*PROBLEM STATEMENT*
The answer should be a single number: how many lines of the entries below hold the word "screenshot".

*Figure collection entries*
★ ★ ★

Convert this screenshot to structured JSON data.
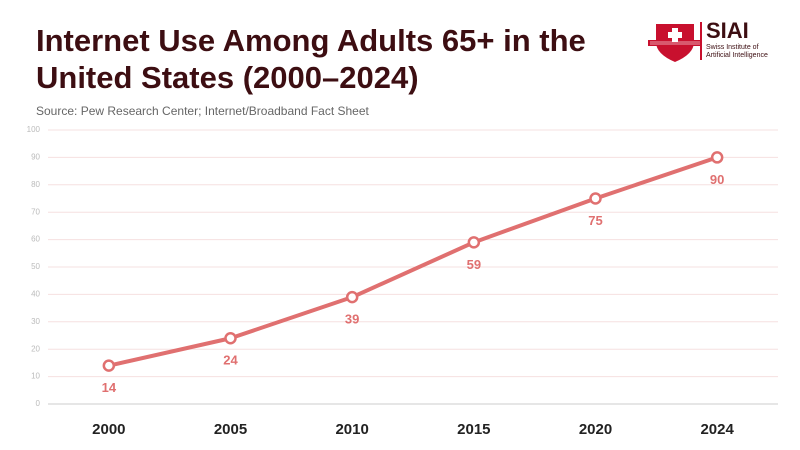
{
  "logo": {
    "name": "SIAI",
    "tagline": [
      "Swiss Institute of",
      "Artificial Intelligence"
    ]
  },
  "chart_data": {
    "type": "line",
    "title": "Internet Use Among Adults 65+ in the United States (2000–2024)",
    "subtitle": "Source: Pew Research Center; Internet/Broadband Fact Sheet",
    "categories": [
      "2000",
      "2005",
      "2010",
      "2015",
      "2020",
      "2024"
    ],
    "values": [
      14,
      24,
      39,
      59,
      75,
      90
    ],
    "color": "#e07070",
    "ylim": [
      0,
      100
    ],
    "yticks": [
      0,
      10,
      20,
      30,
      40,
      50,
      60,
      70,
      80,
      90,
      100
    ],
    "grid": true
  }
}
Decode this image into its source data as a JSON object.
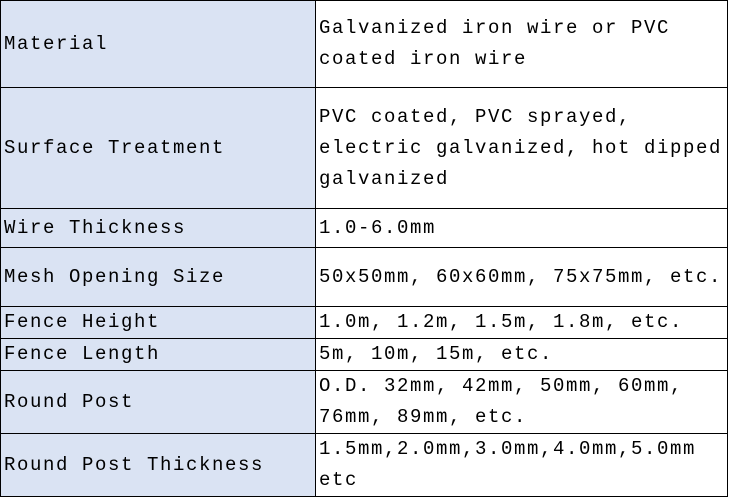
{
  "table": {
    "rows": [
      [
        "Material",
        "Galvanized iron wire or PVC coated iron wire"
      ],
      [
        "Surface Treatment",
        "PVC coated, PVC sprayed, electric galvanized, hot dipped galvanized"
      ],
      [
        "Wire Thickness",
        "1.0-6.0mm"
      ],
      [
        "Mesh Opening Size",
        "50x50mm, 60x60mm, 75x75mm, etc."
      ],
      [
        "Fence Height",
        "1.0m, 1.2m, 1.5m, 1.8m, etc."
      ],
      [
        "Fence Length",
        "5m, 10m, 15m, etc."
      ],
      [
        "Round Post",
        "O.D. 32mm, 42mm, 50mm, 60mm, 76mm, 89mm, etc."
      ],
      [
        "Round Post Thickness",
        "1.5mm,2.0mm,3.0mm,4.0mm,5.0mm etc"
      ]
    ]
  }
}
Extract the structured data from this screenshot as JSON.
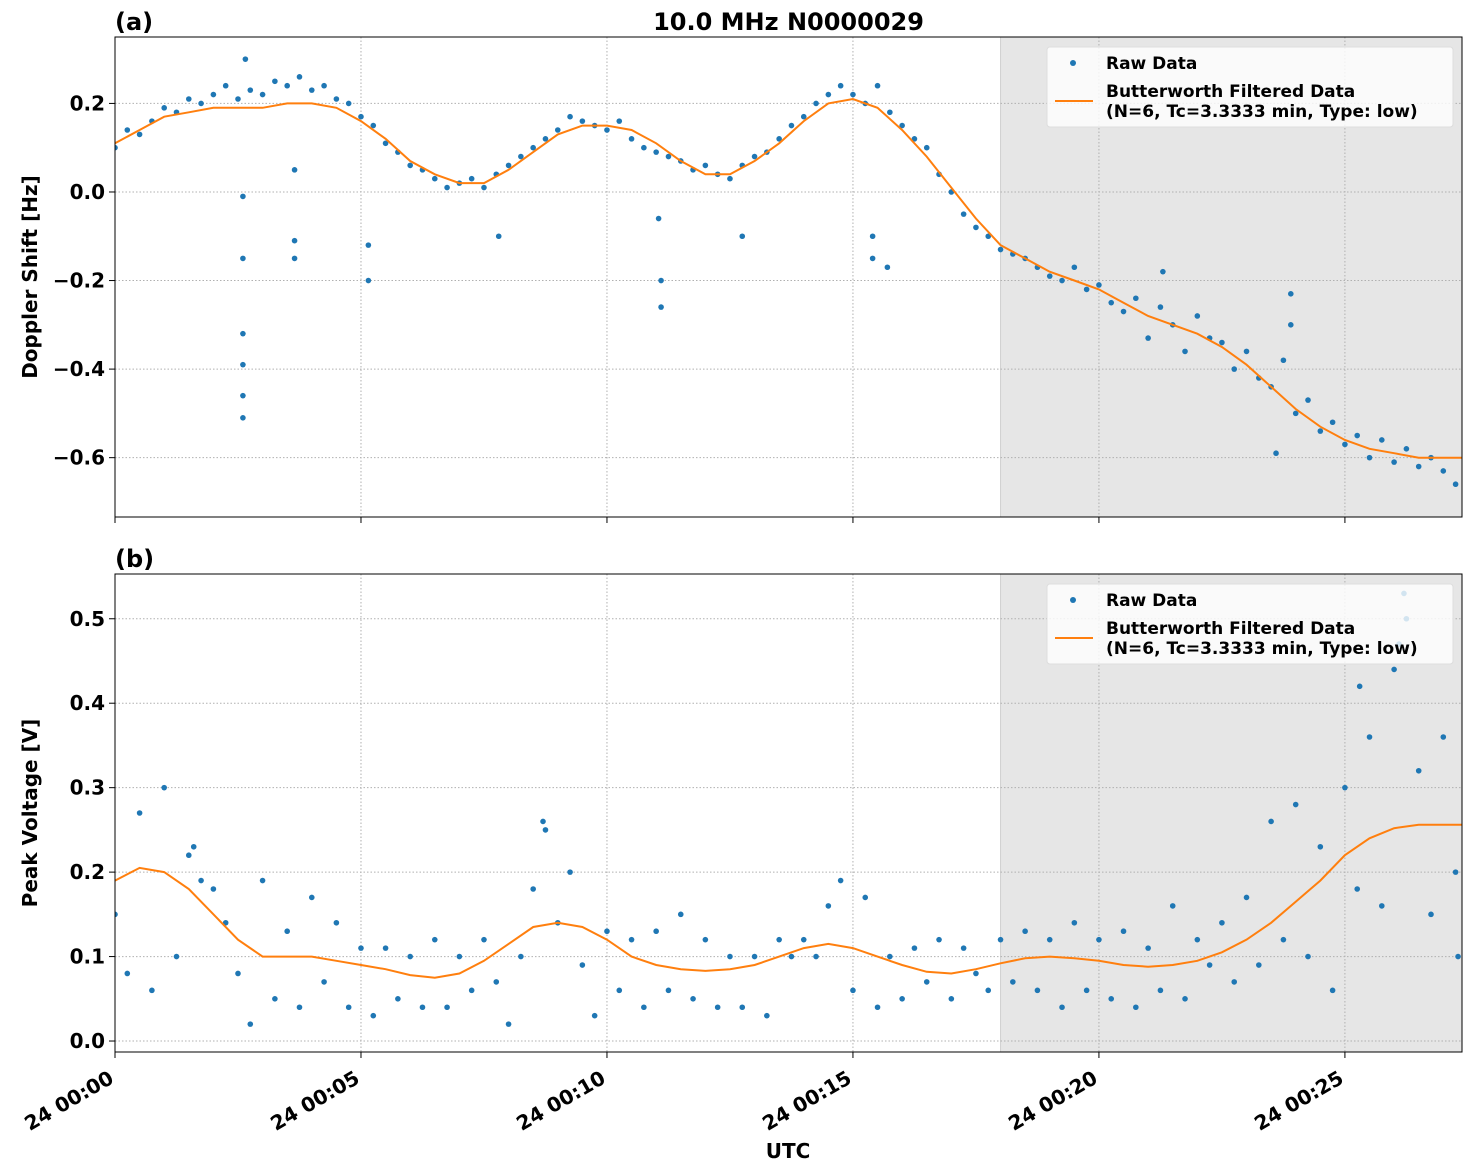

★ ★ ★

*SOLUTION TO THIS EXERCISE*
2